• TASK: Extract all of the entries and give them again, word for word.

• SUPPLIED DATA:
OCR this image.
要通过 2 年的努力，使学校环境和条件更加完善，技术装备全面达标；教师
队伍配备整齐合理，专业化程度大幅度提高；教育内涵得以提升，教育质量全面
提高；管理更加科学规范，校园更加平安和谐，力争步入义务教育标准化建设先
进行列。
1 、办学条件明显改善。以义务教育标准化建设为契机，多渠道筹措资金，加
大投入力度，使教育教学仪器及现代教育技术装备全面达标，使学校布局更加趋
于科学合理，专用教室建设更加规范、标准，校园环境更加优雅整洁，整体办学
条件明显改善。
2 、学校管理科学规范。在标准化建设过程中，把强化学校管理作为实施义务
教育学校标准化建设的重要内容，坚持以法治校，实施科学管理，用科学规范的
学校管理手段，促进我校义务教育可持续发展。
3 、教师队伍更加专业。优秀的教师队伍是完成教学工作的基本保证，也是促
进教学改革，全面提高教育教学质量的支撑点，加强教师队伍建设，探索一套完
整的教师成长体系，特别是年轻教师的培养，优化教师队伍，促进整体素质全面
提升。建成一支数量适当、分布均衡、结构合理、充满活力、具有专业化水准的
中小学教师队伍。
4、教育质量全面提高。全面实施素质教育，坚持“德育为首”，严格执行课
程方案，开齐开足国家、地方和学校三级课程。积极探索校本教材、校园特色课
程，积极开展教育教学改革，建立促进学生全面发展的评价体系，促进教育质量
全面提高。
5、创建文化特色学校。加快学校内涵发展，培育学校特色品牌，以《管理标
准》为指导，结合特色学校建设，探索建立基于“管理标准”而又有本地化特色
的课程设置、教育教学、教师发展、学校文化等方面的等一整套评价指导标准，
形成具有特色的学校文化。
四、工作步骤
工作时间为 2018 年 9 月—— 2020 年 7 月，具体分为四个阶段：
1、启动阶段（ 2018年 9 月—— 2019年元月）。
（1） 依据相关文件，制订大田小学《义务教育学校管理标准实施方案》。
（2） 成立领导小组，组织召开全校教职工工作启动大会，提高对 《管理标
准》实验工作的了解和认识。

• EXERCISE RESPONSE:
OCR this image.
要通过 2 年的努力，使学校环境和条件更加完善，技术装备全面达标；教师
队伍配备整齐合理，专业化程度大幅度提高；教育内涵得以提升，教育质量全面
提高；管理更加科学规范，校园更加平安和谐，力争步入义务教育标准化建设先
进行列。
1 、办学条件明显改善。以义务教育标准化建设为契机，多渠道筹措资金，加
大投入力度，使教育教学仪器及现代教育技术装备全面达标，使学校布局更加趋
于科学合理，专用教室建设更加规范、标准，校园环境更加优雅整洁，整体办学
条件明显改善。
2 、学校管理科学规范。在标准化建设过程中，把强化学校管理作为实施义务
教育学校标准化建设的重要内容，坚持以法治校，实施科学管理，用科学规范的
学校管理手段，促进我校义务教育可持续发展。
3 、教师队伍更加专业。优秀的教师队伍是完成教学工作的基本保证，也是促
进教学改革，全面提高教育教学质量的支撑点，加强教师队伍建设，探索一套完
整的教师成长体系，特别是年轻教师的培养，优化教师队伍，促进整体素质全面
提升。建成一支数量适当、分布均衡、结构合理、充满活力、具有专业化水准的
中小学教师队伍。
4、教育质量全面提高。全面实施素质教育，坚持“德育为首”，严格执行课
程方案，开齐开足国家、地方和学校三级课程。积极探索校本教材、校园特色课
程，积极开展教育教学改革，建立促进学生全面发展的评价体系，促进教育质量
全面提高。
5、创建文化特色学校。加快学校内涵发展，培育学校特色品牌，以《管理标
准》为指导，结合特色学校建设，探索建立基于“管理标准”而又有本地化特色
的课程设置、教育教学、教师发展、学校文化等方面的等一整套评价指导标准，
形成具有特色的学校文化。
四、工作步骤
工作时间为 2018 年 9 月—— 2020 年 7 月，具体分为四个阶段：
1、启动阶段（ 2018年 9 月—— 2019年元月）。
（1） 依据相关文件，制订大田小学《义务教育学校管理标准实施方案》。
（2） 成立领导小组，组织召开全校教职工工作启动大会，提高对 《管理标
准》实验工作的了解和认识。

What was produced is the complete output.